Opdrachten:
1: Tot welk niveau verlaagde Norges Bank de beleidsrente volgens de tekst over de Noorse renteverlaging?
2: Schrijf de tekst over de Noorse renteverlaging verder vanaf de laatste zin.
══ Tekst
Norges Bank verrast met renteverlaging

We vervolgen onze monetaire verslaggeving vandaag vanuit Bern en Oslo. Japan (stabiele beleidsrente, gewijzigde obligatie-aankoopstrategie), Zweden (-25 bpn tot 2%) en de VS (status quo, bis x 4) kwamen eerder aan bod. Brazilië krijgt met een wellicht laatste 25 bpn verhoging tot 15% een eervolle vermelding.
De Noorse centrale bank (Norges Bank, NB) verraste met de allereerste renteverlaging. De beleidsrente bleef al sinds december 2023 stabiel op 4.5%. Na vandaag is dat 4.25%. De NB trok de trekker over ondanks dat inflatie in mei versnelde tot 3%. De onderliggende reeks bedroeg 2.8%. Beide zweven boven de 2%-doelstelling. Voor Oslo ligt dat de start van een voorzichtige normalisatiecyclus niet in de weg. Ze kijkt naar het brede plaatje en stelt vast dat inflatie al een hele weg aflegde. Een beleidsrente van 4.5% woog daardoor onnodig zwaar op de economie. De centrale bank gaat er vanuit dat ze op termijn de doelstelling wel behaalt. Ze stelde de vooruitzichten zelfs neerwaarts bij tot 3.1%-2.7%-2.2%-2.1% voor de periode tussen 2025-2028.
════
══ Gegeven items
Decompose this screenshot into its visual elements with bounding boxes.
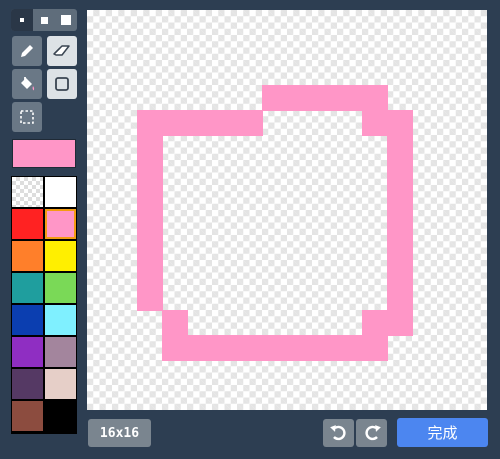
palette-swatch[interactable] (45, 241, 76, 271)
redo-icon (364, 425, 381, 441)
palette-swatch[interactable] (45, 177, 76, 207)
canvas-pixel (137, 235, 163, 261)
eraser-icon (53, 45, 70, 56)
canvas-pixel (137, 135, 163, 161)
select-tool-button[interactable] (12, 102, 42, 132)
canvas-pixel (187, 110, 213, 136)
canvas-pixel (387, 185, 413, 211)
brush-size-small[interactable] (11, 9, 33, 31)
canvas-pixel (362, 110, 388, 136)
brush-size-large-icon (61, 15, 71, 25)
canvas-pixel (137, 260, 163, 286)
canvas-pixel (362, 335, 388, 361)
canvas-pixel (337, 85, 363, 111)
redo-button[interactable] (356, 419, 387, 447)
palette-swatch[interactable] (45, 337, 76, 367)
palette-swatch[interactable] (45, 273, 76, 303)
undo-button[interactable] (323, 419, 354, 447)
canvas-pixel (337, 335, 363, 361)
eraser-tool-button[interactable] (47, 36, 77, 66)
canvas-pixel (362, 310, 388, 336)
canvas-pixel (137, 185, 163, 211)
palette-swatch[interactable] (12, 209, 43, 239)
rectangle-tool-button[interactable] (47, 69, 77, 99)
palette-swatch[interactable] (12, 369, 43, 399)
palette-swatch-transparent[interactable] (12, 177, 43, 207)
current-color-swatch (12, 139, 76, 168)
marquee-select-icon (20, 110, 34, 124)
undo-icon (329, 425, 346, 441)
canvas-pixel (387, 135, 413, 161)
drawing-canvas[interactable] (87, 10, 487, 410)
canvas-pixel (137, 285, 163, 311)
canvas-pixel (162, 110, 188, 136)
palette-swatch[interactable] (45, 369, 76, 399)
canvas-pixel (312, 335, 338, 361)
canvas-pixel (262, 85, 288, 111)
canvas-pixel (387, 210, 413, 236)
palette-swatch[interactable] (45, 305, 76, 335)
canvas-pixel (387, 285, 413, 311)
canvas-pixel (212, 335, 238, 361)
canvas-pixel (262, 335, 288, 361)
canvas-pixel (387, 110, 413, 136)
canvas-pixel (362, 85, 388, 111)
canvas-pixel (387, 235, 413, 261)
canvas-size-button[interactable]: 16x16 (88, 419, 151, 447)
canvas-pixel (287, 335, 313, 361)
fill-tool-button[interactable] (12, 69, 42, 99)
canvas-pixel (387, 260, 413, 286)
pencil-icon (21, 45, 33, 57)
canvas-pixel (162, 335, 188, 361)
palette-swatch[interactable] (45, 209, 76, 239)
canvas-pixel (162, 310, 188, 336)
canvas-pixel (212, 110, 238, 136)
palette-swatch[interactable] (12, 401, 43, 431)
pencil-tool-button[interactable] (12, 36, 42, 66)
palette-swatch[interactable] (45, 401, 76, 431)
palette-swatch[interactable] (12, 305, 43, 335)
canvas-pixel (387, 160, 413, 186)
palette-swatch[interactable] (12, 241, 43, 271)
canvas-pixel (237, 110, 263, 136)
rectangle-icon (55, 77, 69, 91)
brush-size-medium[interactable] (33, 9, 55, 31)
brush-size-medium-icon (40, 16, 48, 24)
palette-swatch[interactable] (12, 273, 43, 303)
done-button[interactable]: 完成 (397, 418, 488, 447)
palette-swatch[interactable] (12, 337, 43, 367)
paint-bucket-icon (21, 77, 35, 91)
color-palette (11, 176, 77, 434)
canvas-pixel (137, 210, 163, 236)
brush-size-large[interactable] (55, 9, 77, 31)
canvas-pixel (387, 310, 413, 336)
canvas-pixel (137, 110, 163, 136)
canvas-pixel (312, 85, 338, 111)
canvas-pixel (287, 85, 313, 111)
brush-size-group (11, 9, 77, 31)
canvas-pixel (137, 160, 163, 186)
canvas-pixel (237, 335, 263, 361)
brush-size-small-icon (20, 18, 24, 22)
canvas-pixel (187, 335, 213, 361)
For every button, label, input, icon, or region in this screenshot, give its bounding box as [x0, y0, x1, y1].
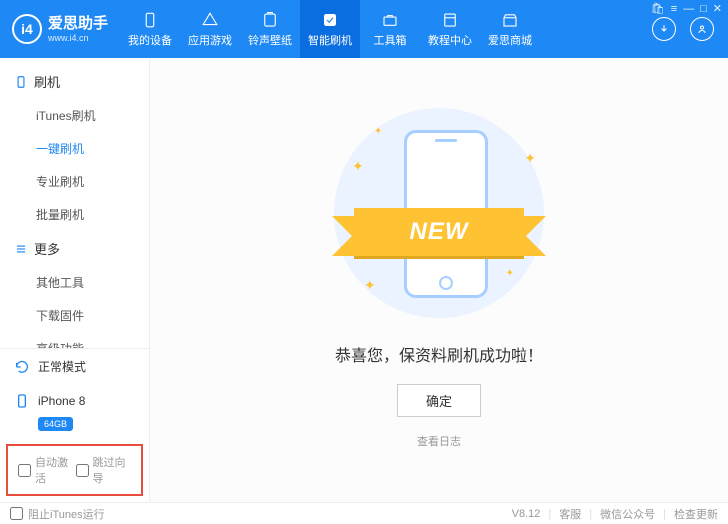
sidebar-item-other-tools[interactable]: 其他工具 — [0, 266, 149, 299]
brand: 爱思助手 www.i4.cn — [48, 15, 108, 44]
sidebar-group-more[interactable]: 更多 — [0, 231, 149, 266]
logo-area: i4 爱思助手 www.i4.cn — [0, 0, 120, 58]
nav-label: 智能刷机 — [308, 32, 352, 48]
download-button[interactable] — [652, 17, 676, 41]
sparkle-icon: ✦ — [364, 277, 376, 294]
sparkle-icon: ✦ — [352, 158, 364, 175]
sidebar-item-itunes-flash[interactable]: iTunes刷机 — [0, 99, 149, 132]
options-row: 自动激活 跳过向导 — [6, 444, 143, 496]
ok-button[interactable]: 确定 — [397, 384, 481, 417]
divider: | — [589, 508, 592, 520]
menu-icon[interactable]: ≡ — [671, 3, 677, 15]
footer-link-wechat[interactable]: 微信公众号 — [600, 506, 655, 522]
block-itunes-input[interactable] — [10, 507, 23, 520]
main-panel: NEW ✦ ✦ ✦ ✦ ✦ 恭喜您，保资料刷机成功啦！ 确定 查看日志 — [150, 58, 728, 502]
nav-label: 铃声壁纸 — [248, 32, 292, 48]
sidebar-item-one-click-flash[interactable]: 一键刷机 — [0, 132, 149, 165]
checkbox-label: 阻止iTunes运行 — [28, 506, 105, 522]
device-row[interactable]: iPhone 8 64GB — [0, 384, 149, 440]
close-button[interactable]: ✕ — [713, 2, 722, 15]
nav-label: 爱思商城 — [488, 32, 532, 48]
nav-toolbox[interactable]: 工具箱 — [360, 0, 420, 58]
refresh-icon — [14, 359, 30, 375]
sidebar-group-flash[interactable]: 刷机 — [0, 64, 149, 99]
sidebar-group-title: 刷机 — [34, 72, 60, 91]
sidebar-item-download-fw[interactable]: 下载固件 — [0, 299, 149, 332]
sparkle-icon: ✦ — [524, 150, 536, 167]
sidebar-bottom: 正常模式 iPhone 8 64GB 自动激活 跳过向导 — [0, 348, 149, 502]
sidebar-item-batch-flash[interactable]: 批量刷机 — [0, 198, 149, 231]
checkbox-label: 跳过向导 — [93, 454, 132, 486]
success-message: 恭喜您，保资料刷机成功啦！ — [335, 342, 543, 366]
sidebar-group-title: 更多 — [34, 239, 60, 258]
toolbox-icon — [381, 11, 399, 29]
nav-flash[interactable]: 智能刷机 — [300, 0, 360, 58]
book-icon — [441, 11, 459, 29]
phone-icon — [141, 11, 159, 29]
nav-apps[interactable]: 应用游戏 — [180, 0, 240, 58]
apps-icon — [201, 11, 219, 29]
skip-wizard-input[interactable] — [76, 464, 89, 477]
phone-outline-icon — [14, 75, 28, 89]
auto-activate-input[interactable] — [18, 464, 31, 477]
mode-row[interactable]: 正常模式 — [0, 349, 149, 384]
logo-icon: i4 — [12, 14, 42, 44]
nav-label: 我的设备 — [128, 32, 172, 48]
window-controls: 🛍 ≡ — □ ✕ — [651, 2, 722, 15]
footer-link-update[interactable]: 检查更新 — [674, 506, 718, 522]
user-button[interactable] — [690, 17, 714, 41]
success-illustration: NEW ✦ ✦ ✦ ✦ ✦ — [334, 108, 544, 318]
nav-tutorials[interactable]: 教程中心 — [420, 0, 480, 58]
sidebar-scroll: 刷机 iTunes刷机 一键刷机 专业刷机 批量刷机 更多 其他工具 下载固件 … — [0, 58, 149, 348]
auto-activate-checkbox[interactable]: 自动激活 — [18, 454, 74, 486]
minimize-button[interactable]: — — [683, 3, 694, 15]
body: 刷机 iTunes刷机 一键刷机 专业刷机 批量刷机 更多 其他工具 下载固件 … — [0, 58, 728, 502]
nav-ringtones[interactable]: 铃声壁纸 — [240, 0, 300, 58]
version-label: V8.12 — [512, 508, 541, 520]
brand-url: www.i4.cn — [48, 33, 108, 44]
sparkle-icon: ✦ — [506, 268, 514, 279]
music-icon — [261, 11, 279, 29]
maximize-button[interactable]: □ — [700, 3, 707, 15]
checkbox-label: 自动激活 — [35, 454, 74, 486]
sparkle-icon: ✦ — [374, 126, 382, 137]
brand-name: 爱思助手 — [48, 15, 108, 33]
cart-icon[interactable]: 🛍 — [651, 2, 665, 15]
footer-link-support[interactable]: 客服 — [559, 506, 581, 522]
sidebar: 刷机 iTunes刷机 一键刷机 专业刷机 批量刷机 更多 其他工具 下载固件 … — [0, 58, 150, 502]
sidebar-item-advanced[interactable]: 高级功能 — [0, 332, 149, 348]
nav-shop[interactable]: 爱思商城 — [480, 0, 540, 58]
view-log-link[interactable]: 查看日志 — [417, 433, 461, 449]
nav-label: 工具箱 — [374, 32, 407, 48]
footer-right: V8.12 | 客服 | 微信公众号 | 检查更新 — [512, 506, 718, 522]
top-nav: 我的设备 应用游戏 铃声壁纸 智能刷机 工具箱 教程中心 爱思商城 — [120, 0, 638, 58]
mode-label: 正常模式 — [38, 358, 86, 375]
divider: | — [548, 508, 551, 520]
skip-wizard-checkbox[interactable]: 跳过向导 — [76, 454, 132, 486]
shop-icon — [501, 11, 519, 29]
device-icon — [14, 393, 30, 409]
header: i4 爱思助手 www.i4.cn 我的设备 应用游戏 铃声壁纸 智能刷机 工具… — [0, 0, 728, 58]
footer: 阻止iTunes运行 V8.12 | 客服 | 微信公众号 | 检查更新 — [0, 502, 728, 524]
nav-label: 应用游戏 — [188, 32, 232, 48]
storage-badge: 64GB — [38, 417, 73, 431]
device-name: iPhone 8 — [38, 394, 85, 408]
nav-my-device[interactable]: 我的设备 — [120, 0, 180, 58]
nav-label: 教程中心 — [428, 32, 472, 48]
list-icon — [14, 242, 28, 256]
block-itunes-checkbox[interactable]: 阻止iTunes运行 — [10, 506, 105, 522]
divider: | — [663, 508, 666, 520]
flash-icon — [321, 11, 339, 29]
new-ribbon: NEW — [354, 208, 524, 256]
sidebar-item-pro-flash[interactable]: 专业刷机 — [0, 165, 149, 198]
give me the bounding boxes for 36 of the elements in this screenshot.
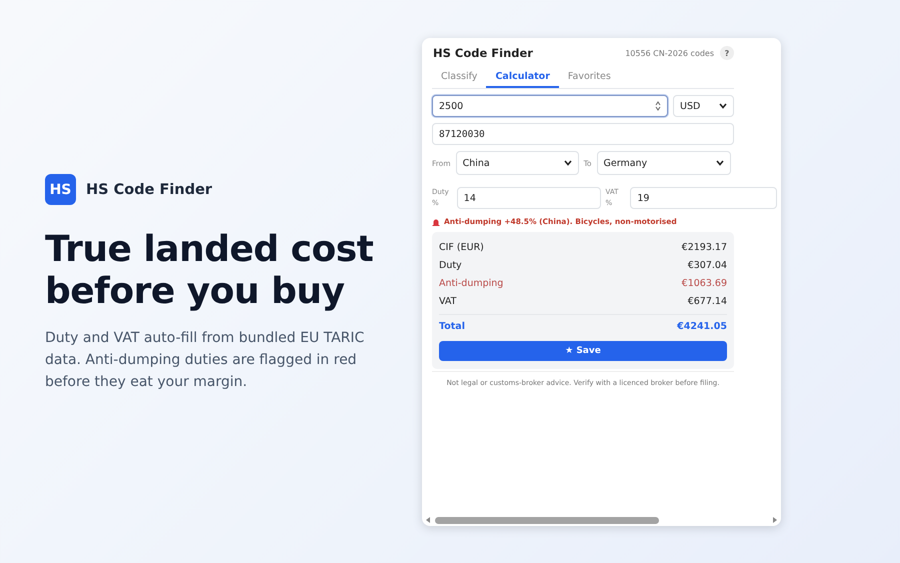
result-value: €677.14 <box>688 296 727 306</box>
code-count: 10556 CN-2026 codes <box>625 48 714 58</box>
vat-input[interactable]: 19 <box>630 187 777 209</box>
scroll-right-icon[interactable] <box>772 517 777 523</box>
hs-code-input[interactable]: 87120030 <box>432 123 734 145</box>
app-logo: HS <box>45 174 76 205</box>
brand-name: HS Code Finder <box>86 182 212 198</box>
result-value: €307.04 <box>688 260 727 270</box>
chevron-down-icon <box>716 160 724 166</box>
help-button[interactable]: ? <box>720 46 734 60</box>
amount-input[interactable]: 2500 <box>432 95 668 117</box>
scroll-left-icon[interactable] <box>426 517 431 523</box>
result-label: Anti-dumping <box>439 278 504 288</box>
destination-select[interactable]: Germany <box>596 151 730 175</box>
save-button[interactable]: ★ Save <box>439 341 727 361</box>
headline: True landed cost before you buy <box>45 229 374 313</box>
result-label: Total <box>439 320 465 332</box>
result-value: €2193.17 <box>682 242 727 252</box>
result-value: €1063.69 <box>682 278 727 288</box>
tab[interactable]: Calculator <box>486 66 559 88</box>
result-label: Duty <box>439 260 462 270</box>
popup-title: HS Code Finder <box>433 46 533 60</box>
duty-input[interactable]: 14 <box>456 187 601 209</box>
scrollbar-thumb[interactable] <box>435 516 659 524</box>
spinner-icon <box>655 101 661 111</box>
description: Duty and VAT auto-fill from bundled EU TARIC data. Anti-dumping duties are flagged in red before they eat your margin. <box>45 329 365 392</box>
chevron-down-icon <box>719 103 727 109</box>
origin-select[interactable]: China <box>456 151 579 175</box>
currency-select[interactable]: USD <box>673 95 734 117</box>
alarm-icon <box>432 218 440 226</box>
result-label: VAT <box>439 296 456 306</box>
result-value: €4241.05 <box>677 320 727 332</box>
tab[interactable]: Classify <box>432 66 486 88</box>
result-label: CIF (EUR) <box>439 242 484 252</box>
tab[interactable]: Favorites <box>558 66 620 88</box>
chevron-down-icon <box>564 160 572 166</box>
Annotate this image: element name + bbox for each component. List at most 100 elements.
════
Antwoorden:
1: Tot 4.25%.

2:
Met de renteverlaging is de Norges Bank niet langer de vreemde eend in de bijt onder de collega’s. Het zal ook niet de laatste zijn. De begeleidende verklaring spreekt van een beleidsrente van ongeveer 4% tegen het einde van dit jaar. Daar hoort de gebruikelijke disclaimer over de uitzonderlijk grote onzekerheid bij. Aan het eind van de beleidshorizon in 2028 – voor wat het waard is – stelt ze 3% in het verschiet. Maar de boodschap van de Norges Bank is daarmee wel duidelijk: de rente mag en kan lager maar verwacht niet te veel.
De beslissing was niettemin een verrassing voor de (geld)markt. Die volgt nu de lijn die de NB uitzette. Dat heeft vooral implicaties voor het korte eind van de rentecurve (-20 bpn). De schade voor de Noorse kroon blijft dan weer uiterst beperkt. Het geloof in een niet meer dan beperkte normalisatie van het beleid blijft overeind. Daarnaast geniet de NOK zichtbaar van de stijgende olieprijzen. Het biedt de munt tot nader bericht rugdekking in een nochtans onzekere context. Vanuit technisch oogpunt vormen EUR/NOK 11.26 en EUR/NOK 11.16 wel sterke steun.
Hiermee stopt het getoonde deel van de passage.